▶ [TO BE DONE]
Locate all lines with the word "sunt". Copy them.

▶ [RECORDS PROVIDED]
:::

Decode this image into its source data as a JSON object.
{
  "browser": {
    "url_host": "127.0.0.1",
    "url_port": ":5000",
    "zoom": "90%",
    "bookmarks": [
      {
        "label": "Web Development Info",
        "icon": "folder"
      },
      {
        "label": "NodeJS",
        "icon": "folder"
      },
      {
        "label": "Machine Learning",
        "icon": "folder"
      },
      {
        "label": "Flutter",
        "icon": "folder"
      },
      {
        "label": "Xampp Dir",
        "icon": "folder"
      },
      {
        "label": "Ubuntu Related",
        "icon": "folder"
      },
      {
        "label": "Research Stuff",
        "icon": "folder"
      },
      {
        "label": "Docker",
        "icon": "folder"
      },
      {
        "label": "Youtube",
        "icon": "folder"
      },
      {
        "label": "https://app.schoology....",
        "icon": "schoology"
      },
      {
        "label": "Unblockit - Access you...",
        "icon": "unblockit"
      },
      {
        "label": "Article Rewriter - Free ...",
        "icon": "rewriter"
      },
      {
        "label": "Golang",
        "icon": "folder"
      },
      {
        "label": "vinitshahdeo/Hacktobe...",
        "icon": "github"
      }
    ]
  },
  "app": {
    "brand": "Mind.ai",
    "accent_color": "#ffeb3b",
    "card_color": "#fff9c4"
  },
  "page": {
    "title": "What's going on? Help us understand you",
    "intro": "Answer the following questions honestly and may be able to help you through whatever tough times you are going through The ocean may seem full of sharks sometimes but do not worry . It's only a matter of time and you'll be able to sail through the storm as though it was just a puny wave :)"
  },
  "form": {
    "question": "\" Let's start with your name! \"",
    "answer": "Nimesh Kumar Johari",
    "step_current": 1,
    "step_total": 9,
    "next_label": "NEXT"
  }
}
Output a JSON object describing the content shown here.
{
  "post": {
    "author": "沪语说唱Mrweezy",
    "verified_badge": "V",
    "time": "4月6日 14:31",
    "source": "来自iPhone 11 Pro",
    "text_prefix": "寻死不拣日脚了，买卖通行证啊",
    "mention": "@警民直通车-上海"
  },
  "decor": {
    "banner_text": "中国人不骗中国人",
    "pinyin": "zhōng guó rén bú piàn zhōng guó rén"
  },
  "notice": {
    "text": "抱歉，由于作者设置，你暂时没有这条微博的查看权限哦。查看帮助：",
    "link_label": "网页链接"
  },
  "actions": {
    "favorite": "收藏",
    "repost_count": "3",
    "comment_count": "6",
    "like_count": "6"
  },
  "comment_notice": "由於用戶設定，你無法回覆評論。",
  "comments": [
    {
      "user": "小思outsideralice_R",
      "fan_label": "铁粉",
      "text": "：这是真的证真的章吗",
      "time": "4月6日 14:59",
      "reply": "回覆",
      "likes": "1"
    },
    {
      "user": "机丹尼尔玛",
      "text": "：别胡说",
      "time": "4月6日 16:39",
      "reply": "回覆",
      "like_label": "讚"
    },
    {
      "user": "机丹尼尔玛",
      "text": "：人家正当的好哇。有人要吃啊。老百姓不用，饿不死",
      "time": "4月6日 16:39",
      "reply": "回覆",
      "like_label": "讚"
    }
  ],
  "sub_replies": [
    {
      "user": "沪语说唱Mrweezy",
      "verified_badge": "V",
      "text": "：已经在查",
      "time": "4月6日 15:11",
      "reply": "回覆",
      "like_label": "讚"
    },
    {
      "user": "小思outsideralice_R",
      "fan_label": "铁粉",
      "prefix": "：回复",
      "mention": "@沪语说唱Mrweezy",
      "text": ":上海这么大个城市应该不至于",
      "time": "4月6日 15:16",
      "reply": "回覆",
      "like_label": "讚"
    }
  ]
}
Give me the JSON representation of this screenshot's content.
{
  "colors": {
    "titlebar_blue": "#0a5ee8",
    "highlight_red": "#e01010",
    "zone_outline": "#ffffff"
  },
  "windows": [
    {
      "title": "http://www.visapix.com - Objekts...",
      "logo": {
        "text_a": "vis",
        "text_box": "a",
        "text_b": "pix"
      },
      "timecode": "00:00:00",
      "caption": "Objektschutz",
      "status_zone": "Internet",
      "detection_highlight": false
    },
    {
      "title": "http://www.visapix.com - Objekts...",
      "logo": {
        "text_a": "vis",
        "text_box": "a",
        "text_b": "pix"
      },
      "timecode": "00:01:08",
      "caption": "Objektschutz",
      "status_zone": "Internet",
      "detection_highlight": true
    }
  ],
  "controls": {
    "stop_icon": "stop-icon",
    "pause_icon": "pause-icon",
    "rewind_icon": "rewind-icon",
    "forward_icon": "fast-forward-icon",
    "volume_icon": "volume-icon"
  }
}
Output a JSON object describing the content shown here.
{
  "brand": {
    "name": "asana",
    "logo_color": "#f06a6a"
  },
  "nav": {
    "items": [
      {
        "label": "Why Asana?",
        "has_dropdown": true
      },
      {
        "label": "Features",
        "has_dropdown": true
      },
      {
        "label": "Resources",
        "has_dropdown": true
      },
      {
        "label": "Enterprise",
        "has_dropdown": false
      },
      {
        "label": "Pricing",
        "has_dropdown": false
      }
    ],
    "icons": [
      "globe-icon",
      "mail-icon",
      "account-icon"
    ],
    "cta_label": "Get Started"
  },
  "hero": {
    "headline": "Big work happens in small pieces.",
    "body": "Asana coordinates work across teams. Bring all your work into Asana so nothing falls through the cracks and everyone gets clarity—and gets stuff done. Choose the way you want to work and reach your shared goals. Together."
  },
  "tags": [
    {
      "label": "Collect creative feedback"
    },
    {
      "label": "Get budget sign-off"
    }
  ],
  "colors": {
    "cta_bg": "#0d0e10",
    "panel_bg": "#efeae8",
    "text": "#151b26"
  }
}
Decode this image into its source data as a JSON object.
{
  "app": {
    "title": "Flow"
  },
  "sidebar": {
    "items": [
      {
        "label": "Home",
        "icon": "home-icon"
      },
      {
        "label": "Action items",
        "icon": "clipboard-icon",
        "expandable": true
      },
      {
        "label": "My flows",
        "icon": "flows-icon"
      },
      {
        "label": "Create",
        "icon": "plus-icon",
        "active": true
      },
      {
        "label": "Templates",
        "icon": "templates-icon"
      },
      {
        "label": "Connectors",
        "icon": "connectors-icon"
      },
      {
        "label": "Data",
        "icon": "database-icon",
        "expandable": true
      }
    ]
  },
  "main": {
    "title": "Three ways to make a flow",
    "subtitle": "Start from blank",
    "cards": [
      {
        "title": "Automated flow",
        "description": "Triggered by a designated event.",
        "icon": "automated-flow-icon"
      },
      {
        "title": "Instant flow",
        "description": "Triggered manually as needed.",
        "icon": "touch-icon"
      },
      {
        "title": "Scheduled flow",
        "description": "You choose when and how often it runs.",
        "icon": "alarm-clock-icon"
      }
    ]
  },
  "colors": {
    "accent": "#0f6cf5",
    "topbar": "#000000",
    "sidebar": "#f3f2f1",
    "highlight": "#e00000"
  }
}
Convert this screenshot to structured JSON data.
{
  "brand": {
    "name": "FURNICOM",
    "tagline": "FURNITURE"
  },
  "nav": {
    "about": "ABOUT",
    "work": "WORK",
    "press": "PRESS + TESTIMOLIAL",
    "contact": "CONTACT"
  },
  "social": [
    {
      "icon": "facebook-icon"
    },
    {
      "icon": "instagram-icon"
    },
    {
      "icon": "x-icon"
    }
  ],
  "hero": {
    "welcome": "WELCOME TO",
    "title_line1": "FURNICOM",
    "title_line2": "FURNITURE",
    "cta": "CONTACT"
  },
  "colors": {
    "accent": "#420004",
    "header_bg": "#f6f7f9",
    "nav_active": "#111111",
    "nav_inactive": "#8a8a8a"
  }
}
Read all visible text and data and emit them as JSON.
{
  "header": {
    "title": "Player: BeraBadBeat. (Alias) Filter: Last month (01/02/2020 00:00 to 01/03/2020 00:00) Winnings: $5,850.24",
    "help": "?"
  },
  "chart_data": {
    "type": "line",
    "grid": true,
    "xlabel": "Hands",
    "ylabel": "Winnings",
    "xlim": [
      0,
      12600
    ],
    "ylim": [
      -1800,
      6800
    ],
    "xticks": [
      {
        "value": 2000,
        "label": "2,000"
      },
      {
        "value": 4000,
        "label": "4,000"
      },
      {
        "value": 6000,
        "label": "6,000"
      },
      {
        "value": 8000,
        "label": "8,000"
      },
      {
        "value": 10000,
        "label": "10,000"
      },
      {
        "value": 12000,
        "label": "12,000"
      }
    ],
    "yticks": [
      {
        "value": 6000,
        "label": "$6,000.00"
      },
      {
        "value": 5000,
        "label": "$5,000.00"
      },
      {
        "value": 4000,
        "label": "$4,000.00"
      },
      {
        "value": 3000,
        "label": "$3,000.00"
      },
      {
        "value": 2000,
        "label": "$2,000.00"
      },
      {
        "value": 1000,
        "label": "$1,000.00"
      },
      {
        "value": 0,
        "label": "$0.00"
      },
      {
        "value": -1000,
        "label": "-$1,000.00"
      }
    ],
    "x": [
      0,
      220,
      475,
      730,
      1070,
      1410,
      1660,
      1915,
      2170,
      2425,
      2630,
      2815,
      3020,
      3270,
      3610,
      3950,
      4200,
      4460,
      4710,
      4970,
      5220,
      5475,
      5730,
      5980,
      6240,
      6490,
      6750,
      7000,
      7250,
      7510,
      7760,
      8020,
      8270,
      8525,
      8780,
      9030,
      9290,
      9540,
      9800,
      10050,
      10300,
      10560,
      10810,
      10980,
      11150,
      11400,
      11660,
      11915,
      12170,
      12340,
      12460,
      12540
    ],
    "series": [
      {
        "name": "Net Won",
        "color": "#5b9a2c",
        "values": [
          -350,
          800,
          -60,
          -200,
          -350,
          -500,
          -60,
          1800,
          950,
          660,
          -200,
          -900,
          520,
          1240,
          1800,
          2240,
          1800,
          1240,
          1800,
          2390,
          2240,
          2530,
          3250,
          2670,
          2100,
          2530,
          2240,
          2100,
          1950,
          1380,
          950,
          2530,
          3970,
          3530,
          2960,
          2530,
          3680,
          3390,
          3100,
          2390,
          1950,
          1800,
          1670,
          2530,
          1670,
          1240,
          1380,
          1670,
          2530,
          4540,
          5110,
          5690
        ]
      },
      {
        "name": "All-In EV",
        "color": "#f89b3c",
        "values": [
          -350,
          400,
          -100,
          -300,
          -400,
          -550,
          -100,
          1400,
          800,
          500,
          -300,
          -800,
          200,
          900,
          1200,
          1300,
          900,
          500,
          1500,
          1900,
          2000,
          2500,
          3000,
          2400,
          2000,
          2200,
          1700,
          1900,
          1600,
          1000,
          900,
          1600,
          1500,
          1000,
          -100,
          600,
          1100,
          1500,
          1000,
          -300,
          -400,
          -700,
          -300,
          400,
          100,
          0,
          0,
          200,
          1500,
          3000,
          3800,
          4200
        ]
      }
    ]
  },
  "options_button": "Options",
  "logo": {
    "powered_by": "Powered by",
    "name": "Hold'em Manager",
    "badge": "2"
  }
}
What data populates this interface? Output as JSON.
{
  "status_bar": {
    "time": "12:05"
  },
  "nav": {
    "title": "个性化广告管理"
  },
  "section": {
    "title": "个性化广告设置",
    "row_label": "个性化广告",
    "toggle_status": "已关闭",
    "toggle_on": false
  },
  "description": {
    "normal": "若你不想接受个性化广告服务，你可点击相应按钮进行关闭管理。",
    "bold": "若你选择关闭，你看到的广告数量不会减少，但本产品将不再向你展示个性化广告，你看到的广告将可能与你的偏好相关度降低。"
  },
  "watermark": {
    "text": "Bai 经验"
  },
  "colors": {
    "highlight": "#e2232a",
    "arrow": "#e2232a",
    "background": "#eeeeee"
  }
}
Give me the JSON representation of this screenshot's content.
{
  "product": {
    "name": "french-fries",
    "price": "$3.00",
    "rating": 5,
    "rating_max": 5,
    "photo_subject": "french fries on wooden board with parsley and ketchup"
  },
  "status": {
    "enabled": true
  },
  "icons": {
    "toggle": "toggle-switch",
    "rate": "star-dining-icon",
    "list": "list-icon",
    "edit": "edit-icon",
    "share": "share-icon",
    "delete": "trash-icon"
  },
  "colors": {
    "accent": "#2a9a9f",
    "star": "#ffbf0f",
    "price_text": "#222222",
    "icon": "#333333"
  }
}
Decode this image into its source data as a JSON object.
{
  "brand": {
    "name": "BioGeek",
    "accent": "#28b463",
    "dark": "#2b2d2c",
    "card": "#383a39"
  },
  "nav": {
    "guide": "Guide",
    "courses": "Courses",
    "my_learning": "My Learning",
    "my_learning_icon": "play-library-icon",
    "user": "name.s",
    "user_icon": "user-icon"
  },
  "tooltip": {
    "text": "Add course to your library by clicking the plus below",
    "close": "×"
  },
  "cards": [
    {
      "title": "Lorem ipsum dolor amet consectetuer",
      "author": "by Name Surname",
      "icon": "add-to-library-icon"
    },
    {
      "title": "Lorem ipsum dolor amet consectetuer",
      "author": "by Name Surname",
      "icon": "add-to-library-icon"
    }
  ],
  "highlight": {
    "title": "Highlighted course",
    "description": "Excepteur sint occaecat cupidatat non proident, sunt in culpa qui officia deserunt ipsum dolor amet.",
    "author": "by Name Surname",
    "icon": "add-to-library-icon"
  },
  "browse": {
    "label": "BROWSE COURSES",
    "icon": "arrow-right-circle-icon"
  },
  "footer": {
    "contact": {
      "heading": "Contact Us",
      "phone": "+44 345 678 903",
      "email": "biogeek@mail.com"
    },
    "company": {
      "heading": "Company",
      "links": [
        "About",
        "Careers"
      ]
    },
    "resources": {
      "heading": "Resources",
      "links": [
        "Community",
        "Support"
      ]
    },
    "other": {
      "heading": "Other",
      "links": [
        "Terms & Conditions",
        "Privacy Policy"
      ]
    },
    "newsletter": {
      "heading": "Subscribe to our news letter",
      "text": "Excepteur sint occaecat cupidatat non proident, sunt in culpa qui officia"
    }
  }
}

:::

▶ [SOLVED EXERCISE]
    "description": "Excepteur sint occaecat cupidatat non proident, sunt in culpa qui officia deserunt ipsum dolor amet.",
      "text": "Excepteur sint occaecat cupidatat non proident, sunt in culpa qui officia"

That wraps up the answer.